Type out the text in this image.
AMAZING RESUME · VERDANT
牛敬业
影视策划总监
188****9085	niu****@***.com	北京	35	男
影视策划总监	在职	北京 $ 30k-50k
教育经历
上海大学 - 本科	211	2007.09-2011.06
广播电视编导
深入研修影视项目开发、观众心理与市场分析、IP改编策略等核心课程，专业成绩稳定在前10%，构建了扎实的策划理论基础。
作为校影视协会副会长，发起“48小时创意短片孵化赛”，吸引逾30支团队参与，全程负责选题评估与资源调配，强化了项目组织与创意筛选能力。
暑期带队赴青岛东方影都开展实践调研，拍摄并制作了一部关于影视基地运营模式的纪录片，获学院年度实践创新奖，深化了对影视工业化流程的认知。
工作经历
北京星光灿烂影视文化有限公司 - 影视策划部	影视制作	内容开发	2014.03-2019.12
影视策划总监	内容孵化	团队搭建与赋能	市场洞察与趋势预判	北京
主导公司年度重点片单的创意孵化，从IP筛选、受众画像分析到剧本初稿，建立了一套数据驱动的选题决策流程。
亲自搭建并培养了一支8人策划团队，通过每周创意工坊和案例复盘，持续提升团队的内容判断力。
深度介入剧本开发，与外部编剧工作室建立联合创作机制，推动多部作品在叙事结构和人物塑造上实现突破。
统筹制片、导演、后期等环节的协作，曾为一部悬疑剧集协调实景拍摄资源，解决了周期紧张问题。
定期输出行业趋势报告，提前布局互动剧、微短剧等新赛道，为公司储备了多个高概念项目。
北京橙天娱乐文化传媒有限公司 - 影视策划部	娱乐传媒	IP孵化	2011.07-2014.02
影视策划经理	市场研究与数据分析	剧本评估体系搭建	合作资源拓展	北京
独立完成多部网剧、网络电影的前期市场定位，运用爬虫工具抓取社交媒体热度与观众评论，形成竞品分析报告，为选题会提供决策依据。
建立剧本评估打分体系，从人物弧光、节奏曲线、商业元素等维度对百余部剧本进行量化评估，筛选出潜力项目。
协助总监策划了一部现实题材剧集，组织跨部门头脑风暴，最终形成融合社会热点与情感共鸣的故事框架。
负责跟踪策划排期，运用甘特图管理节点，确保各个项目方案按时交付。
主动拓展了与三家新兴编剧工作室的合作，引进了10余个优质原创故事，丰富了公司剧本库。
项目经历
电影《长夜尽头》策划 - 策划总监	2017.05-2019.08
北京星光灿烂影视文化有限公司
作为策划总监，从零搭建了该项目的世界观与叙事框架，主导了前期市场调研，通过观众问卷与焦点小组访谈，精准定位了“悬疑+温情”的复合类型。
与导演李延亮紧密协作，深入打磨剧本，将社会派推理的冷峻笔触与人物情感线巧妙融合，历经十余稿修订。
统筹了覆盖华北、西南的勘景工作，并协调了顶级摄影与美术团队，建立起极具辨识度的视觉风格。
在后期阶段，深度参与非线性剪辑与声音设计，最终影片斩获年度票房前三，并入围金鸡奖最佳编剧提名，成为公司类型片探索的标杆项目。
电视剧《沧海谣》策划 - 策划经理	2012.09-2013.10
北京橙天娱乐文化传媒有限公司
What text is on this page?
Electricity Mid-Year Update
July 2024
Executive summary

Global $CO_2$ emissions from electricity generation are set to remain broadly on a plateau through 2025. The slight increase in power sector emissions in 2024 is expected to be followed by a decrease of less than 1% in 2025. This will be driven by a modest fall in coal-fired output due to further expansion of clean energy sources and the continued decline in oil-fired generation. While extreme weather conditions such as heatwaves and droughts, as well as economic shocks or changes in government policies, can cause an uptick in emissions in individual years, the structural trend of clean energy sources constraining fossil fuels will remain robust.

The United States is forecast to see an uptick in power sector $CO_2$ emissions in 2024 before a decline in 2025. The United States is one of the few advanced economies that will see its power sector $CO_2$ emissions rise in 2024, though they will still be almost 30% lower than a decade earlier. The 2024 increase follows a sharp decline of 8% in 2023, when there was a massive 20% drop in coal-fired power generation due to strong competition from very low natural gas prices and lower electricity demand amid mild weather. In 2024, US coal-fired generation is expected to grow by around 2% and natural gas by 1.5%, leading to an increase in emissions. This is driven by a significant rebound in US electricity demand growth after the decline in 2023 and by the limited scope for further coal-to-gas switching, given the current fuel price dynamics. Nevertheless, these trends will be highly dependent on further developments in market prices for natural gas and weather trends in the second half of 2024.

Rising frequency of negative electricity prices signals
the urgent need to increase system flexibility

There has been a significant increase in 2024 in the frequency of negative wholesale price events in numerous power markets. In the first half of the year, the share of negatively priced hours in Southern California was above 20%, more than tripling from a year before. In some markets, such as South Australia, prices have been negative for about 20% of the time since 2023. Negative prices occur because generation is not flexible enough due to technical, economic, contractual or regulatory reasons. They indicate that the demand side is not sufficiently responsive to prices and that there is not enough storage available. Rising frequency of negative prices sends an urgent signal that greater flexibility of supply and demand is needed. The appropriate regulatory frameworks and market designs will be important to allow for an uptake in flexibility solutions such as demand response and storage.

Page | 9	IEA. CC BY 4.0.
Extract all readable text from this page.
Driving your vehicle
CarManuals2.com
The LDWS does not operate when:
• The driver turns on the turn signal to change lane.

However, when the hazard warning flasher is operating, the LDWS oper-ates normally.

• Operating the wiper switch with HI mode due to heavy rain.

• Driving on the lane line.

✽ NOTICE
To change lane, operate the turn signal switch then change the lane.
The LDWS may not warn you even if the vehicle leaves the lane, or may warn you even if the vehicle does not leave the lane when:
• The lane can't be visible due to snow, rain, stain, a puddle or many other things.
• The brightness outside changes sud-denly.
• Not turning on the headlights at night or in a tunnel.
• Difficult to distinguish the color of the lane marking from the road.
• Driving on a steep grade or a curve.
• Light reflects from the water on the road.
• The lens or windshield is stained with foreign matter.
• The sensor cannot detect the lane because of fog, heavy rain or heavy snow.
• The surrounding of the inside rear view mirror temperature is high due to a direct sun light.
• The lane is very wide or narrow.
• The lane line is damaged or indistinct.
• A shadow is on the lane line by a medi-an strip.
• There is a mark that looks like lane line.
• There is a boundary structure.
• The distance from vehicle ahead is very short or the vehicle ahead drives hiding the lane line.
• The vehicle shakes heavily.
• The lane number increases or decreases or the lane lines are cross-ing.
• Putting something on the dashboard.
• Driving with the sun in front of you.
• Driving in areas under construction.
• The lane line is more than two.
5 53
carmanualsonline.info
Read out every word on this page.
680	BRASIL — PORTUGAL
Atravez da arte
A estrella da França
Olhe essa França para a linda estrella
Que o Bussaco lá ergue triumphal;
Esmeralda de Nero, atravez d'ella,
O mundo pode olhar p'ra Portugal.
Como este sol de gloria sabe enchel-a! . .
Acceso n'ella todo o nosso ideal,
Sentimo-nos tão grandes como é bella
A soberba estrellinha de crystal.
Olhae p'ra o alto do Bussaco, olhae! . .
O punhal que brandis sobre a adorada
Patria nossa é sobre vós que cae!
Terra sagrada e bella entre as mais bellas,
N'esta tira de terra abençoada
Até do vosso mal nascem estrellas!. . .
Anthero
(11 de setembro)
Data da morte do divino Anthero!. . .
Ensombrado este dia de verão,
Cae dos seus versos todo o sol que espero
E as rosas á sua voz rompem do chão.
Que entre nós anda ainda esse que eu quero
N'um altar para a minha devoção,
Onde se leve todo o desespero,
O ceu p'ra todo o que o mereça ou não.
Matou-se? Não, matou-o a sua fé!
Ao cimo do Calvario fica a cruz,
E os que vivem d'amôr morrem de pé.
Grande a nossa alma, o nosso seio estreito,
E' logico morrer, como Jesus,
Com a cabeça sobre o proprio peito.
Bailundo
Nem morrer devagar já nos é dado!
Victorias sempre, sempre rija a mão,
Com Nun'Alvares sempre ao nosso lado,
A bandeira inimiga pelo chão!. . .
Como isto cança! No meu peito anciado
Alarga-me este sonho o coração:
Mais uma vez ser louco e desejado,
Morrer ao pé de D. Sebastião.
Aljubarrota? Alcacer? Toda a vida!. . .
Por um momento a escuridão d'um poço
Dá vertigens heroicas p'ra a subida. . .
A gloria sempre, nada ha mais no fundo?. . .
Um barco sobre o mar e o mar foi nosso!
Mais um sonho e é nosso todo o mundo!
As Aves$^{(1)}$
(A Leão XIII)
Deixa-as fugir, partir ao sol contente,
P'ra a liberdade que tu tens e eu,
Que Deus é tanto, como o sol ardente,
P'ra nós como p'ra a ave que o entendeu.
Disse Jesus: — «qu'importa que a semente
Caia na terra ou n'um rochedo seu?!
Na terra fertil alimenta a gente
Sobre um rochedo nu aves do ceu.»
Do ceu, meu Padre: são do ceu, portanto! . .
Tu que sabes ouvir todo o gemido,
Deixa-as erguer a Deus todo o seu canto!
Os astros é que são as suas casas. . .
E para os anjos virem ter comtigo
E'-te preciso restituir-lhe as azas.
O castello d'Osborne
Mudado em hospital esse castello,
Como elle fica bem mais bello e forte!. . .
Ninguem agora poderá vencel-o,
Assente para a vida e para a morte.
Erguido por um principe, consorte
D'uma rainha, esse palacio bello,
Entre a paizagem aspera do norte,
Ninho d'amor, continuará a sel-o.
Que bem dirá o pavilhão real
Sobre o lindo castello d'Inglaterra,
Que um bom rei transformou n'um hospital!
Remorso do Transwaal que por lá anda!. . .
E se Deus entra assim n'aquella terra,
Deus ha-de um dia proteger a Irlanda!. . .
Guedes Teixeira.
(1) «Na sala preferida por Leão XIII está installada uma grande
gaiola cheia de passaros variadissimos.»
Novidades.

-.-.-

(Task prompt):
Extract all lines that hold the word "mundo".

(Correct output):
O mundo pode olhar p'ra Portugal.
Mais um sonho e é nosso todo o mundo!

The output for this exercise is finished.